TASK INSTRUCTIONS – From the listing below, pick out each line with the word "середина".

start

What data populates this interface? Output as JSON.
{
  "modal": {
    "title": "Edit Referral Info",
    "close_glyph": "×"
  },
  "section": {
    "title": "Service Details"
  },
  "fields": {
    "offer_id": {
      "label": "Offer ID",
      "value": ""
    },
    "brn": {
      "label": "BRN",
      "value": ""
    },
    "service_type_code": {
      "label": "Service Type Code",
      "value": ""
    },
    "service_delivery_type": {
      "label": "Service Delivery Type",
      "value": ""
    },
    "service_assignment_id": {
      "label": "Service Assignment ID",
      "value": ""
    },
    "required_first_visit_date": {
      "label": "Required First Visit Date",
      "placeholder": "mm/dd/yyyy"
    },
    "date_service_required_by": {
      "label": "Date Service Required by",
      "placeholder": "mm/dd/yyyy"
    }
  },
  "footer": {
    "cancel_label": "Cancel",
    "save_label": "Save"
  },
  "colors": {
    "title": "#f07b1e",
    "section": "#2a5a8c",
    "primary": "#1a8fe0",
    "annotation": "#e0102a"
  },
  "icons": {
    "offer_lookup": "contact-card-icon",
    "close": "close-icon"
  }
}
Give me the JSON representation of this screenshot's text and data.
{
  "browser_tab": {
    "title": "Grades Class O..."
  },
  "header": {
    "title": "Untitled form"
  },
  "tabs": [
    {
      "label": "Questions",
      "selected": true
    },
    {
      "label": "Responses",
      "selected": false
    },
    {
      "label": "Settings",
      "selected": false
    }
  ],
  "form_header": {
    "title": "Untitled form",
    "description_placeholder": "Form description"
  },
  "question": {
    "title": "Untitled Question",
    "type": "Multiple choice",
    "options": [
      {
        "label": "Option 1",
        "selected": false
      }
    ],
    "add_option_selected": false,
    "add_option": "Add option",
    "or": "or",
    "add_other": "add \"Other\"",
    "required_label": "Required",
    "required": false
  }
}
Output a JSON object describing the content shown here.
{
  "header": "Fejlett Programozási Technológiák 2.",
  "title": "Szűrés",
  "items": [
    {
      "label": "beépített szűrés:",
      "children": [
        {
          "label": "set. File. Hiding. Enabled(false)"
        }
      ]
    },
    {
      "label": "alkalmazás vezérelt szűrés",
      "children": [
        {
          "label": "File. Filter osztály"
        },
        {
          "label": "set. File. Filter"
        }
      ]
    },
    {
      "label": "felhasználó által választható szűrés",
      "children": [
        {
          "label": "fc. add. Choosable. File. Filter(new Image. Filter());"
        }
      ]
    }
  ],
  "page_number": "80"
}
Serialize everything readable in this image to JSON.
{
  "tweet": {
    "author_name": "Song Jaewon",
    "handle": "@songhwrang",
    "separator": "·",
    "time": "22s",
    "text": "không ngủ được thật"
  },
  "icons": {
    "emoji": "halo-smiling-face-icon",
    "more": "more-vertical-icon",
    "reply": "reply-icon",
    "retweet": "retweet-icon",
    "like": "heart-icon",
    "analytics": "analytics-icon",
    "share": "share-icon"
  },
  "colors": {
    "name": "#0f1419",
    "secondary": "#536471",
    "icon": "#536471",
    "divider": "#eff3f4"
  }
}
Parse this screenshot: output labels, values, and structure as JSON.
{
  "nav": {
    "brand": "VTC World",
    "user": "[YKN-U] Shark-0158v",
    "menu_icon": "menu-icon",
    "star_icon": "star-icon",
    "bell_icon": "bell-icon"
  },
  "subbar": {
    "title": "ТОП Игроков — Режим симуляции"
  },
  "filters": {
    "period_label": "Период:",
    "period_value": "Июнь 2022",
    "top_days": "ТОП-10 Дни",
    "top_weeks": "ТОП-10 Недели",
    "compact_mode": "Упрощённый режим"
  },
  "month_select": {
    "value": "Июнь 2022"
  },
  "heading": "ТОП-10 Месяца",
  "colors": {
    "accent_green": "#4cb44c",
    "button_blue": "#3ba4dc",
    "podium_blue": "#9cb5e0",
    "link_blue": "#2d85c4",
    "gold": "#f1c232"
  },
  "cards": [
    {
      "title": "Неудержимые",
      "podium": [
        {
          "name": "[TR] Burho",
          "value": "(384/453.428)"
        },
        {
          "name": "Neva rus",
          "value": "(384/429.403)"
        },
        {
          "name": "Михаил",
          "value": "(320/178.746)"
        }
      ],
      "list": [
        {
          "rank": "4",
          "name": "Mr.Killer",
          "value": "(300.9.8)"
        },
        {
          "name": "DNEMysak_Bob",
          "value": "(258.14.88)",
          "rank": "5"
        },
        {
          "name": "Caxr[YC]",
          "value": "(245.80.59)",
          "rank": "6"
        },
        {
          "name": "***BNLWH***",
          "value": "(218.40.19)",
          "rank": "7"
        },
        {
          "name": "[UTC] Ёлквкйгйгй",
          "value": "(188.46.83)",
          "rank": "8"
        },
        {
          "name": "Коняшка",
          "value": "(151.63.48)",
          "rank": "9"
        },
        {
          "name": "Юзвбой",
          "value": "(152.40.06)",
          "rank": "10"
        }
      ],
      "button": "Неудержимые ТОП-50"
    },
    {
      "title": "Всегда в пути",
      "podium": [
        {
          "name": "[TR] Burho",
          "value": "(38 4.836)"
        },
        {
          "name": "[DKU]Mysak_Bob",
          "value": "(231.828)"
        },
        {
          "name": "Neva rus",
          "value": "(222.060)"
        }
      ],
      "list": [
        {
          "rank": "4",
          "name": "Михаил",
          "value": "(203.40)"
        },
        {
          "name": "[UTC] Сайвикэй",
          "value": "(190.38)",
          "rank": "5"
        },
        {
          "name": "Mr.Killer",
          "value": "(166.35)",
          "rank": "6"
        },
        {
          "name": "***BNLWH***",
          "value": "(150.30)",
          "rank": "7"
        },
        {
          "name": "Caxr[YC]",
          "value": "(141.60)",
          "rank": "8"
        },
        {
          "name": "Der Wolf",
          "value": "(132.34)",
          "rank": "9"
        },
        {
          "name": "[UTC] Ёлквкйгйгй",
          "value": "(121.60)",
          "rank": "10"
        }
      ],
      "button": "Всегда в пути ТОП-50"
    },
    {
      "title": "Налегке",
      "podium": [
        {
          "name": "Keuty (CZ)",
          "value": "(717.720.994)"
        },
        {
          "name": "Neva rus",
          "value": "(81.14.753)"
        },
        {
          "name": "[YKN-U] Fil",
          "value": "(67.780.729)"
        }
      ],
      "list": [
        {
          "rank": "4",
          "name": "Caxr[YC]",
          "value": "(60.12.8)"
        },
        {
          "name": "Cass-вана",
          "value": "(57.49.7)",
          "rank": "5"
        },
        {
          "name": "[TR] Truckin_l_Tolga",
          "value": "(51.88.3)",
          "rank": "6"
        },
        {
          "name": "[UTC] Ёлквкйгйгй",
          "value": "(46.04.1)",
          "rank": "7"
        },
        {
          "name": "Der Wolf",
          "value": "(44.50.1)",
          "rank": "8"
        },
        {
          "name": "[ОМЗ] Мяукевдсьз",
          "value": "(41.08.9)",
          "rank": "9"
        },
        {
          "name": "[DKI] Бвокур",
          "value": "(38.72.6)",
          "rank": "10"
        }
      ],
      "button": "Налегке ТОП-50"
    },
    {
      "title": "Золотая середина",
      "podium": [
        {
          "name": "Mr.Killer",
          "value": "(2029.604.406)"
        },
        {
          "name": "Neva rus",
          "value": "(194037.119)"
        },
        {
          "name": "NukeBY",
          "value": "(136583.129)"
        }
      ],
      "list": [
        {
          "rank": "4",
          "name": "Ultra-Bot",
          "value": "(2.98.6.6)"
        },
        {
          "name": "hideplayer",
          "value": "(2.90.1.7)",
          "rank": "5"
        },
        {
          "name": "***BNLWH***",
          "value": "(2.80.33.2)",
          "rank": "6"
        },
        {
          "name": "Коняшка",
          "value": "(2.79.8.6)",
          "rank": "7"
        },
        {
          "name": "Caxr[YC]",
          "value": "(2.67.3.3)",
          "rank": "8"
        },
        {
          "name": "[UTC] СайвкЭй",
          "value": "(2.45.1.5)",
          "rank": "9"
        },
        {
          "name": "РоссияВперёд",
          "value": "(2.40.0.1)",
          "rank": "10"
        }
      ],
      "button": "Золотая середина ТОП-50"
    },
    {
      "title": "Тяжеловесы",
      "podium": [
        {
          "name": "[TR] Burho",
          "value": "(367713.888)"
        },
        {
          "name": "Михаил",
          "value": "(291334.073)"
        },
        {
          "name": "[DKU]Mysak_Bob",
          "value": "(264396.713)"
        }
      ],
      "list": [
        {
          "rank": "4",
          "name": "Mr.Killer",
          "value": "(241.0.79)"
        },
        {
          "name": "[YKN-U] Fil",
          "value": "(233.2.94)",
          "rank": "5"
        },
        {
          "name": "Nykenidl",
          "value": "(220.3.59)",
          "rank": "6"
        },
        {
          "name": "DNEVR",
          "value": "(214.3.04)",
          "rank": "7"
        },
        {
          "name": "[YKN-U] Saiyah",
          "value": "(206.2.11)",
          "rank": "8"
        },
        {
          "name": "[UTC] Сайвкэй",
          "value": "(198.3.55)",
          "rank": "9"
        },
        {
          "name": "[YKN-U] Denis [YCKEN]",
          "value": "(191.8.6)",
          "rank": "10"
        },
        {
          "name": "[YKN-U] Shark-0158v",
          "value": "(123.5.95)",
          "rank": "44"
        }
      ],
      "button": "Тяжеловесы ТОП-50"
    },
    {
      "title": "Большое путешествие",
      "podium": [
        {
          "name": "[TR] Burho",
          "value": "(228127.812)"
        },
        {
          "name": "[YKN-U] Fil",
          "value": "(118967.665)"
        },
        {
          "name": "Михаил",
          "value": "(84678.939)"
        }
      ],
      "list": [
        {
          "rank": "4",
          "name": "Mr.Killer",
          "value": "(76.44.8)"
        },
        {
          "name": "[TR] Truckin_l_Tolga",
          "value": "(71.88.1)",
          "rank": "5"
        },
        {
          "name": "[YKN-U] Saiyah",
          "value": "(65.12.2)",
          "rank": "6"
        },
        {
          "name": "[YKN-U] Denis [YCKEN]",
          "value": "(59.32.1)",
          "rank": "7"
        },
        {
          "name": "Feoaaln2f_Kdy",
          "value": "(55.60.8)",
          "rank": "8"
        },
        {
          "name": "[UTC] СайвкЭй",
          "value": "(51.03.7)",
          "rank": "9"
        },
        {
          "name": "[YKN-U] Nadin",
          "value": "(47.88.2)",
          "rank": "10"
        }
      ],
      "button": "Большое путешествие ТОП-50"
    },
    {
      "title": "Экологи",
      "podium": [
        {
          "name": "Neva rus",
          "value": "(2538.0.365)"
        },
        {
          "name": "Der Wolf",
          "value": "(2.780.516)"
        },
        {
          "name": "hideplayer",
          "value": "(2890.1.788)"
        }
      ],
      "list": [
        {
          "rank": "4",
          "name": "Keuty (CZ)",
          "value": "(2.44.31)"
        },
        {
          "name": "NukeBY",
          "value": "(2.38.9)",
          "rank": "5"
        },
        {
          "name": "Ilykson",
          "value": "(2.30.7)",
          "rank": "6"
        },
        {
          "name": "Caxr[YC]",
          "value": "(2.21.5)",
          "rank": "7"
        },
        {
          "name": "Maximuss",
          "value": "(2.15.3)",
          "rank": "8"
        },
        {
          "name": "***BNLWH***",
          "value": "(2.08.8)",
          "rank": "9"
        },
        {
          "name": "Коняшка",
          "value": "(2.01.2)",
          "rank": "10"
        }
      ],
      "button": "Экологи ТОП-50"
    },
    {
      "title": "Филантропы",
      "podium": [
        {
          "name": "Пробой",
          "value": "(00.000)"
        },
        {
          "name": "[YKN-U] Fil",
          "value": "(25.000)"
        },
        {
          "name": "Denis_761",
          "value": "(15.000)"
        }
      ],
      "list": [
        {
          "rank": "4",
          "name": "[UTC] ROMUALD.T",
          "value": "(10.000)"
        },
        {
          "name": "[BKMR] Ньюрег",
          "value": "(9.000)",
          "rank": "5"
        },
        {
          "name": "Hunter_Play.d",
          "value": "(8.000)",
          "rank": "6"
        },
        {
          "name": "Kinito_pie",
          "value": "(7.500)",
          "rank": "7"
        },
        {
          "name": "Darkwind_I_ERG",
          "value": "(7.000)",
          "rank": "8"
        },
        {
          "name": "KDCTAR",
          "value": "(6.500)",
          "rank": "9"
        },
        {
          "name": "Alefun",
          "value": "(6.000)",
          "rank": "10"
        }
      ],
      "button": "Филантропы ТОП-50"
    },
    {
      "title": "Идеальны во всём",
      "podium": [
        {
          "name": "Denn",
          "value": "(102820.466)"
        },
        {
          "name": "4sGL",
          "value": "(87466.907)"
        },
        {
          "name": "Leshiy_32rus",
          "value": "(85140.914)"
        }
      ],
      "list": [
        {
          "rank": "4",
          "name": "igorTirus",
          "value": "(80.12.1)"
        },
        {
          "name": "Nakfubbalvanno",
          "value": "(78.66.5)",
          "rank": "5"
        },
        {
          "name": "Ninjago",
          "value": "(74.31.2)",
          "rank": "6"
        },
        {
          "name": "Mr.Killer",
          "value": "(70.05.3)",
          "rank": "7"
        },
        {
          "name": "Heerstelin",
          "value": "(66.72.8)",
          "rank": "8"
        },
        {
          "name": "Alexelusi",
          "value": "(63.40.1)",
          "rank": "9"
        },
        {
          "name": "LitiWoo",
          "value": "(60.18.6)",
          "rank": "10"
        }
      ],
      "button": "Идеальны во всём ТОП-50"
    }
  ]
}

end

COMPLETE OUTPUT –
      "title": "Золотая середина",
      "button": "Золотая середина ТОП-50"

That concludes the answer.